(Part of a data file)
^^^^^^^^^^^^^^^^

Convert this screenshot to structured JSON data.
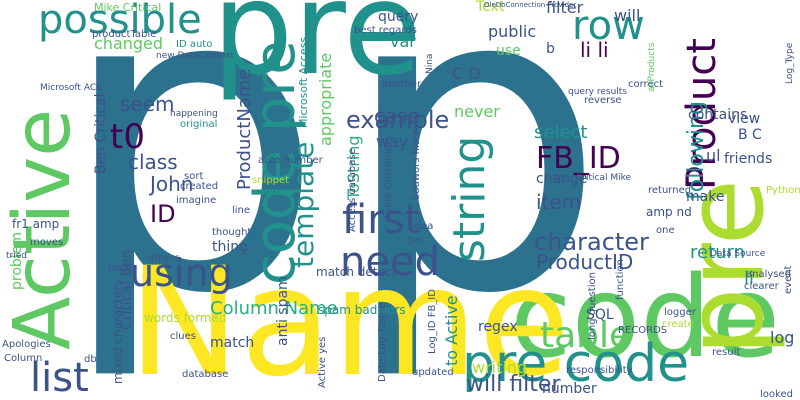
{
  "palette": [
    "#440154",
    "#3b528b",
    "#2c728e",
    "#21918c",
    "#28ae80",
    "#5ec962",
    "#addc30",
    "#fde725"
  ],
  "words": [
    {
      "t": "p",
      "c": "#2c728e"
    },
    {
      "t": "p",
      "c": "#2c728e"
    },
    {
      "t": "pre",
      "c": "#21918c"
    },
    {
      "t": "code",
      "c": "#5ec962"
    },
    {
      "t": "Name",
      "c": "#fde725"
    },
    {
      "t": "Active",
      "c": "#5ec962"
    },
    {
      "t": "pre",
      "c": "#addc30"
    },
    {
      "t": "code pre",
      "c": "#21918c"
    },
    {
      "t": "pre code",
      "c": "#21918c"
    },
    {
      "t": "possible",
      "c": "#21918c"
    },
    {
      "t": "Product",
      "c": "#440154"
    },
    {
      "t": "row",
      "c": "#21918c"
    },
    {
      "t": "string",
      "c": "#21918c"
    },
    {
      "t": "need",
      "c": "#3b528b"
    },
    {
      "t": "first",
      "c": "#3b528b"
    },
    {
      "t": "using",
      "c": "#3b528b"
    },
    {
      "t": "list",
      "c": "#3b528b"
    },
    {
      "t": "table",
      "c": "#5ec962"
    },
    {
      "t": "t0",
      "c": "#440154"
    },
    {
      "t": "FB_ID",
      "c": "#440154"
    },
    {
      "t": "template",
      "c": "#21918c"
    },
    {
      "t": "character",
      "c": "#3b528b"
    },
    {
      "t": "example",
      "c": "#3b528b"
    },
    {
      "t": "following",
      "c": "#21918c"
    },
    {
      "t": "ProductID",
      "c": "#3b528b"
    },
    {
      "t": "Column Name",
      "c": "#28ae80"
    },
    {
      "t": "ID",
      "c": "#440154"
    },
    {
      "t": "John",
      "c": "#3b528b"
    },
    {
      "t": "class",
      "c": "#3b528b"
    },
    {
      "t": "seem",
      "c": "#3b528b"
    },
    {
      "t": "case",
      "c": "#3b528b"
    },
    {
      "t": "li li",
      "c": "#440154"
    },
    {
      "t": "will filter",
      "c": "#3b528b"
    },
    {
      "t": "select",
      "c": "#21918c"
    },
    {
      "t": "item",
      "c": "#3b528b"
    },
    {
      "t": "return",
      "c": "#21918c"
    },
    {
      "t": "ProductName",
      "c": "#3b528b"
    },
    {
      "t": "changed",
      "c": "#5ec962"
    },
    {
      "t": "appropriate",
      "c": "#5ec962"
    },
    {
      "t": "Critical Ben",
      "c": "#3b528b"
    },
    {
      "t": "Ben Critical",
      "c": "#3b528b"
    },
    {
      "t": "match",
      "c": "#3b528b"
    },
    {
      "t": "anti spam",
      "c": "#3b528b"
    },
    {
      "t": "writing",
      "c": "#addc30"
    },
    {
      "t": "number",
      "c": "#3b528b"
    },
    {
      "t": "ToString",
      "c": "#28ae80"
    },
    {
      "t": "to Active",
      "c": "#21918c"
    },
    {
      "t": "var",
      "c": "#21918c"
    },
    {
      "t": "query",
      "c": "#3b528b"
    },
    {
      "t": "public",
      "c": "#3b528b"
    },
    {
      "t": "will",
      "c": "#3b528b"
    },
    {
      "t": "filter",
      "c": "#3b528b"
    },
    {
      "t": "contains",
      "c": "#3b528b"
    },
    {
      "t": "way",
      "c": "#3b528b"
    },
    {
      "t": "never",
      "c": "#5ec962"
    },
    {
      "t": "ul",
      "c": "#3b528b"
    },
    {
      "t": "friends",
      "c": "#3b528b"
    },
    {
      "t": "make",
      "c": "#3b528b"
    },
    {
      "t": "change",
      "c": "#3b528b"
    },
    {
      "t": "log",
      "c": "#3b528b"
    },
    {
      "t": "li",
      "c": "#21918c"
    },
    {
      "t": "view",
      "c": "#3b528b"
    },
    {
      "t": "regex",
      "c": "#3b528b"
    },
    {
      "t": "C D",
      "c": "#3b528b"
    },
    {
      "t": "B C",
      "c": "#3b528b"
    },
    {
      "t": "b",
      "c": "#3b528b"
    },
    {
      "t": "fr1 amp",
      "c": "#3b528b"
    },
    {
      "t": "thing",
      "c": "#3b528b"
    },
    {
      "t": "problem",
      "c": "#5ec962"
    },
    {
      "t": "Text",
      "c": "#addc30"
    },
    {
      "t": "use",
      "c": "#5ec962"
    },
    {
      "t": "words formed",
      "c": "#addc30"
    },
    {
      "t": "mixed characters",
      "c": "#3b528b"
    },
    {
      "t": "spam badwors",
      "c": "#21918c"
    },
    {
      "t": "match detect",
      "c": "#3b528b"
    },
    {
      "t": "amp nd",
      "c": "#3b528b"
    },
    {
      "t": "SQL",
      "c": "#3b528b"
    },
    {
      "t": "Mike Critical",
      "c": "#5ec962"
    },
    {
      "t": "productTable",
      "c": "#3b528b"
    },
    {
      "t": "ID auto",
      "c": "#21918c"
    },
    {
      "t": "best regards",
      "c": "#3b528b"
    },
    {
      "t": "Microsoft Access",
      "c": "#21918c"
    },
    {
      "t": "auto number",
      "c": "#3b528b"
    },
    {
      "t": "snippet",
      "c": "#addc30"
    },
    {
      "t": "original",
      "c": "#21918c"
    },
    {
      "t": "sort",
      "c": "#3b528b"
    },
    {
      "t": "created",
      "c": "#3b528b"
    },
    {
      "t": "imagine",
      "c": "#3b528b"
    },
    {
      "t": "moves",
      "c": "#3b528b"
    },
    {
      "t": "line",
      "c": "#3b528b"
    },
    {
      "t": "thought",
      "c": "#3b528b"
    },
    {
      "t": "others",
      "c": "#3b528b"
    },
    {
      "t": "clues",
      "c": "#3b528b"
    },
    {
      "t": "Date",
      "c": "#3b528b"
    },
    {
      "t": "database",
      "c": "#3b528b"
    },
    {
      "t": "Access database",
      "c": "#3b528b"
    },
    {
      "t": "table Customers",
      "c": "#3b528b"
    },
    {
      "t": "badwors filter",
      "c": "#3b528b"
    },
    {
      "t": "Log_ID FB_ID",
      "c": "#3b528b"
    },
    {
      "t": "Date Log_Name",
      "c": "#3b528b"
    },
    {
      "t": "Active yes",
      "c": "#3b528b"
    },
    {
      "t": "updated",
      "c": "#3b528b"
    },
    {
      "t": "idea",
      "c": "#3b528b"
    },
    {
      "t": "per",
      "c": "#3b528b"
    },
    {
      "t": "long question",
      "c": "#3b528b"
    },
    {
      "t": "RECORDS",
      "c": "#3b528b"
    },
    {
      "t": "function",
      "c": "#3b528b"
    },
    {
      "t": "one",
      "c": "#3b528b"
    },
    {
      "t": "correct",
      "c": "#3b528b"
    },
    {
      "t": "reverse",
      "c": "#3b528b"
    },
    {
      "t": "query results",
      "c": "#3b528b"
    },
    {
      "t": "Critical Mike",
      "c": "#3b528b"
    },
    {
      "t": "returned",
      "c": "#3b528b"
    },
    {
      "t": "Data Source",
      "c": "#3b528b"
    },
    {
      "t": "Python",
      "c": "#addc30"
    },
    {
      "t": "clearer",
      "c": "#3b528b"
    },
    {
      "t": "analysed",
      "c": "#3b528b"
    },
    {
      "t": "result",
      "c": "#3b528b"
    },
    {
      "t": "create",
      "c": "#addc30"
    },
    {
      "t": "logger",
      "c": "#3b528b"
    },
    {
      "t": "responsibility",
      "c": "#3b528b"
    },
    {
      "t": "looked",
      "c": "#3b528b"
    },
    {
      "t": "event",
      "c": "#3b528b"
    },
    {
      "t": "Apologies",
      "c": "#3b528b"
    },
    {
      "t": "Column",
      "c": "#3b528b"
    },
    {
      "t": "tried",
      "c": "#3b528b"
    },
    {
      "t": "db",
      "c": "#3b528b"
    },
    {
      "t": "another",
      "c": "#3b528b"
    },
    {
      "t": "Nina",
      "c": "#3b528b"
    },
    {
      "t": "Microsoft ACE",
      "c": "#3b528b"
    },
    {
      "t": "new DataContext",
      "c": "#3b528b"
    },
    {
      "t": "happening",
      "c": "#3b528b"
    },
    {
      "t": "Log_Type",
      "c": "#3b528b"
    },
    {
      "t": "allProducts",
      "c": "#5ec962"
    },
    {
      "t": "OleDbConnection Provider",
      "c": "#3b528b"
    }
  ]
}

^^^^^^^^^^^^^^^^

Using the listing above, list every line in which the string "filter" occurs.

      "t": "will filter",
      "t": "filter",
      "t": "badwors filter",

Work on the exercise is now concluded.